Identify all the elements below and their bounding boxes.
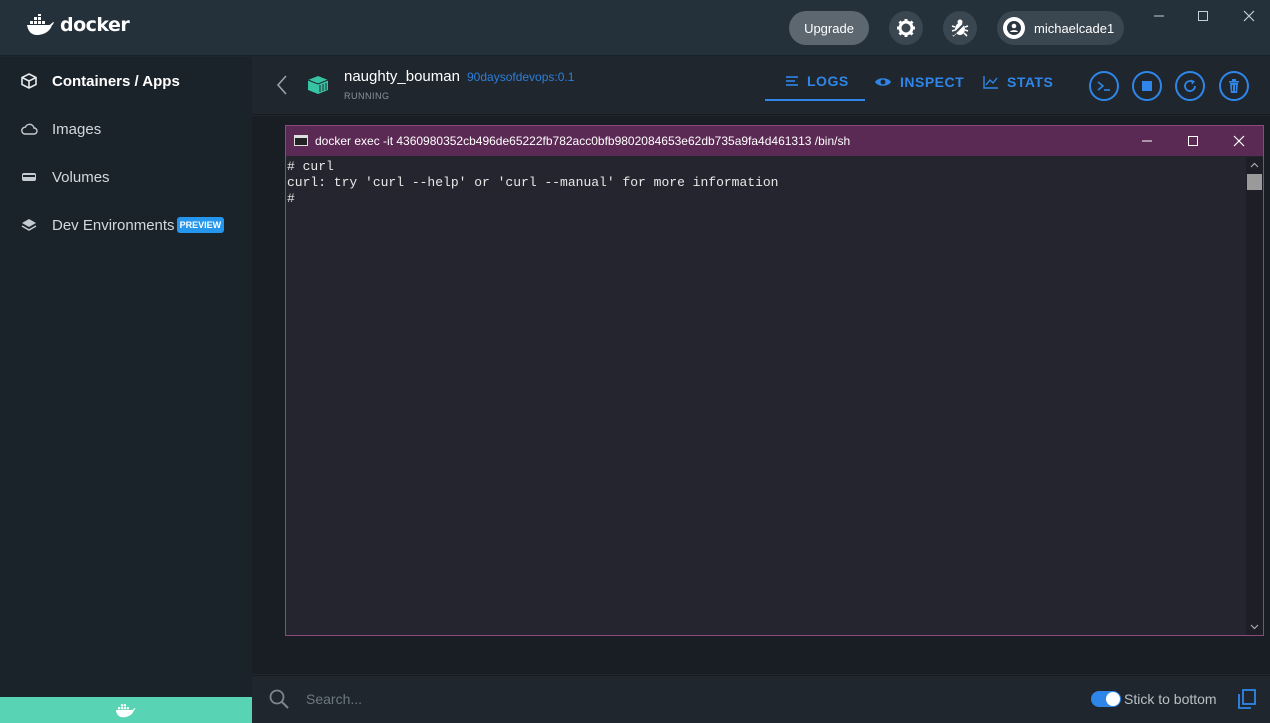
sidebar-item-label: Dev Environments [52,216,175,234]
volume-icon [22,173,36,181]
bug-icon [951,19,969,37]
scroll-up-icon[interactable] [1250,161,1259,170]
terminal-title: docker exec -it 4360980352cb496de65222fb… [315,134,851,148]
top-bar: docker Upgrade michaelcade1 [0,0,1270,56]
gear-icon [897,19,915,37]
docker-whale-icon [115,704,136,718]
close-window-button[interactable] [1236,4,1262,28]
search-input[interactable] [306,687,706,711]
sidebar-item-label: Volumes [52,168,110,186]
container-status: RUNNING [344,91,390,101]
sidebar-item-images[interactable]: Images [0,109,252,149]
back-button[interactable] [276,75,288,100]
terminal-title-bar[interactable]: docker exec -it 4360980352cb496de65222fb… [286,126,1263,156]
container-header: naughty_bouman 90daysofdevops:0.1 RUNNIN… [252,57,1270,115]
restart-button[interactable] [1175,71,1205,101]
docker-logo: docker [26,14,130,36]
container-icon [307,76,329,94]
sidebar-item-label: Images [52,120,102,138]
sidebar-item-label: Containers / Apps [52,72,180,90]
container-name: naughty_bouman [344,68,460,85]
scroll-down-icon[interactable] [1250,622,1259,631]
username: michaelcade1 [1034,20,1115,36]
terminal-minimize-button[interactable] [1132,129,1162,153]
terminal-window[interactable]: docker exec -it 4360980352cb496de65222fb… [285,125,1264,636]
tab-stats[interactable]: STATS [983,63,1053,101]
terminal-output[interactable]: # curl curl: try 'curl --help' or 'curl -… [286,157,1246,635]
settings-button[interactable] [889,11,923,45]
avatar [1003,17,1025,39]
delete-button[interactable] [1219,71,1249,101]
stick-to-bottom-label: Stick to bottom [1124,691,1217,707]
sidebar-item-containers[interactable]: Containers / Apps [0,61,252,101]
minimize-icon [1142,140,1152,142]
user-icon [1007,21,1021,35]
stick-to-bottom-toggle[interactable] [1091,691,1121,707]
tab-label: STATS [1007,74,1054,90]
maximize-button[interactable] [1190,4,1216,28]
minimize-button[interactable] [1146,4,1172,28]
search-icon-wrap [268,688,290,715]
preview-badge: PREVIEW [176,217,225,233]
chart-icon [983,76,998,89]
engine-status-bar[interactable] [0,697,252,723]
terminal-maximize-button[interactable] [1178,129,1208,153]
account-button[interactable]: michaelcade1 [997,11,1124,45]
console-icon [294,135,308,146]
terminal-line: # [287,191,295,206]
cloud-icon [21,123,38,135]
container-image-link[interactable]: 90daysofdevops:0.1 [467,70,574,84]
sidebar-item-volumes[interactable]: Volumes [0,157,252,197]
tab-label: INSPECT [900,74,965,90]
terminal-scrollbar[interactable] [1246,157,1263,635]
scrollbar-thumb[interactable] [1247,174,1262,190]
terminal-line: curl: try 'curl --help' or 'curl --manua… [287,175,779,190]
terminal-line: # curl [287,159,334,174]
sidebar: Containers / Apps Images Volumes Dev Env… [0,57,252,723]
docker-desktop-window: docker Upgrade michaelcade1 Containers /… [0,0,1270,723]
restart-icon [1184,79,1196,92]
sidebar-item-dev-environments[interactable]: Dev Environments PREVIEW [0,205,252,245]
logs-footer: Stick to bottom [252,675,1270,723]
maximize-icon [1188,136,1198,146]
dev-environments-icon [21,219,37,231]
search-icon [269,689,289,709]
maximize-icon [1198,11,1208,21]
stop-icon [1142,81,1152,91]
tab-label: LOGS [807,73,849,89]
upgrade-button[interactable]: Upgrade [789,11,869,45]
terminal-close-button[interactable] [1224,129,1254,153]
chevron-left-icon [276,75,287,95]
copy-icon [1238,689,1256,709]
cli-icon [1097,81,1110,91]
tab-inspect[interactable]: INSPECT [874,63,964,101]
delete-icon [1229,79,1239,93]
tab-logs[interactable]: LOGS [765,63,865,101]
copy-button[interactable] [1238,689,1256,714]
open-cli-button[interactable] [1089,71,1119,101]
troubleshoot-button[interactable] [943,11,977,45]
docker-whale-icon [27,14,54,35]
logs-icon [786,76,798,86]
stop-button[interactable] [1132,71,1162,101]
container-status-icon [307,75,329,100]
close-icon [1233,135,1245,147]
eye-icon [875,78,891,86]
brand-name: docker [60,14,130,36]
containers-icon [21,73,37,89]
minimize-icon [1154,15,1164,17]
close-icon [1243,10,1255,22]
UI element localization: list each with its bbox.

————

*PROBLEM*
Turn every line of the records above into a numbered list, leaving out any blank lines. Leave the pictures out of the answer.

*WORKED ANSWER*
1. Identify all the elements below and their bounding boxes.
2. sidebar-item-label: Dev Environments [52,216,175,234]
3. volume-icon [22,173,36,181]
4. bug-icon [951,19,969,37]
5. scroll-up-icon[interactable] [1250,161,1259,170]
6. terminal-title: docker exec -it 4360980352cb496de65222fb… [315,134,851,148]
7. top-bar: docker Upgrade michaelcade1 [0,0,1270,56]
8. gear-icon [897,19,915,37]
9. docker-whale-icon [115,704,136,718]
10. close-window-button[interactable] [1236,4,1262,28]
11. search-input[interactable] [306,687,706,711]
12. sidebar-item-label: Volumes [52,168,110,186]
13. container-status: RUNNING [344,91,390,101]
14. sidebar-item-images[interactable]: Images [0,109,252,149]
15. back-button[interactable] [276,75,288,100]
16. terminal-title-bar[interactable]: docker exec -it 4360980352cb496de65222fb… [286,126,1263,156]
17. container-header: naughty_bouman 90daysofdevops:0.1 RUNNIN… [252,57,1270,115]
18. restart-button[interactable] [1175,71,1205,101]
19. docker-logo: docker [26,14,130,36]
20. container-icon [307,76,329,94]
21. sidebar-item-label: Images [52,120,102,138]
22. sidebar-item-label: Containers / Apps [52,72,180,90]
23. container-name: naughty_bouman [344,68,460,85]
24. scroll-down-icon[interactable] [1250,622,1259,631]
25. username: michaelcade1 [1034,20,1115,36]
26. terminal-minimize-button[interactable] [1132,129,1162,153]
27. terminal-window[interactable]: docker exec -it 4360980352cb496de65222fb… [285,125,1264,636]
28. tab-stats[interactable]: STATS [983,63,1053,101]
29. terminal-output[interactable]: # curl curl: try 'curl --help' or 'curl -… [286,157,1246,635]
30. settings-button[interactable] [889,11,923,45]
31. avatar [1003,17,1025,39]
32. delete-button[interactable] [1219,71,1249,101]
33. stick-to-bottom-label: Stick to bottom [1124,691,1217,707]
34. sidebar-item-containers[interactable]: Containers / Apps [0,61,252,101]
35. minimize-icon [1142,140,1152,142]
36. user-icon [1007,21,1021,35]
37. stick-to-bottom-toggle[interactable] [1091,691,1121,707]
38. tab-label: STATS [1007,74,1054,90]
39. maximize-button[interactable] [1190,4,1216,28]
40. minimize-button[interactable] [1146,4,1172,28]
41. search-icon-wrap [268,688,290,715]
42. preview-badge: PREVIEW [176,217,225,233]
43. chart-icon [983,76,998,89]
44. engine-status-bar[interactable] [0,697,252,723]
45. terminal-maximize-button[interactable] [1178,129,1208,153]
46. account-button[interactable]: michaelcade1 [997,11,1124,45]
47. console-icon [294,135,308,146]
48. terminal-line: # [287,191,295,206]
49. cloud-icon [21,123,38,135]
50. container-image-link[interactable]: 90daysofdevops:0.1 [467,70,574,84]
51. sidebar-item-volumes[interactable]: Volumes [0,157,252,197]
52. tab-label: INSPECT [900,74,965,90]
53. terminal-scrollbar[interactable] [1246,157,1263,635]
54. scrollbar-thumb[interactable] [1247,174,1262,190]
55. terminal-line: curl: try 'curl --help' or 'curl --manua… [287,175,779,190]
56. terminal-line: # curl [287,159,334,174]
57. sidebar: Containers / Apps Images Volumes Dev Env… [0,57,252,723]
58. docker-desktop-window: docker Upgrade michaelcade1 Containers /… [0,0,1270,723]
59. restart-icon [1184,79,1196,92]
60. sidebar-item-dev-environments[interactable]: Dev Environments PREVIEW [0,205,252,245]
61. logs-footer: Stick to bottom [252,675,1270,723]
62. maximize-icon [1188,136,1198,146]
63. dev-environments-icon [21,219,37,231]
64. search-icon [269,689,289,709]
65. maximize-icon [1198,11,1208,21]
66. stop-icon [1142,81,1152,91]
67. tab-label: LOGS [807,73,849,89]
68. upgrade-button[interactable]: Upgrade [789,11,869,45]
69. terminal-close-button[interactable] [1224,129,1254,153]
70. chevron-left-icon [276,75,287,95]
71. copy-icon [1238,689,1256,709]
72. cli-icon [1097,81,1110,91]
73. tab-inspect[interactable]: INSPECT [874,63,964,101]
74. delete-icon [1229,79,1239,93]
75. tab-logs[interactable]: LOGS [765,63,865,101]
76. copy-button[interactable] [1238,689,1256,714]
77. open-cli-button[interactable] [1089,71,1119,101]
78. troubleshoot-button[interactable] [943,11,977,45]
79. docker-whale-icon [27,14,54,35]
80. logs-icon [786,76,798,86]
81. stop-button[interactable] [1132,71,1162,101]
82. container-status-icon [307,75,329,100]
83. close-icon [1233,135,1245,147]
84. eye-icon [875,78,891,86]
85. brand-name: docker [60,14,130,36]
86. containers-icon [21,73,37,89]
87. minimize-icon [1154,15,1164,17]
88. close-icon [1243,10,1255,22]
89. UI element localization: list each with its bbox.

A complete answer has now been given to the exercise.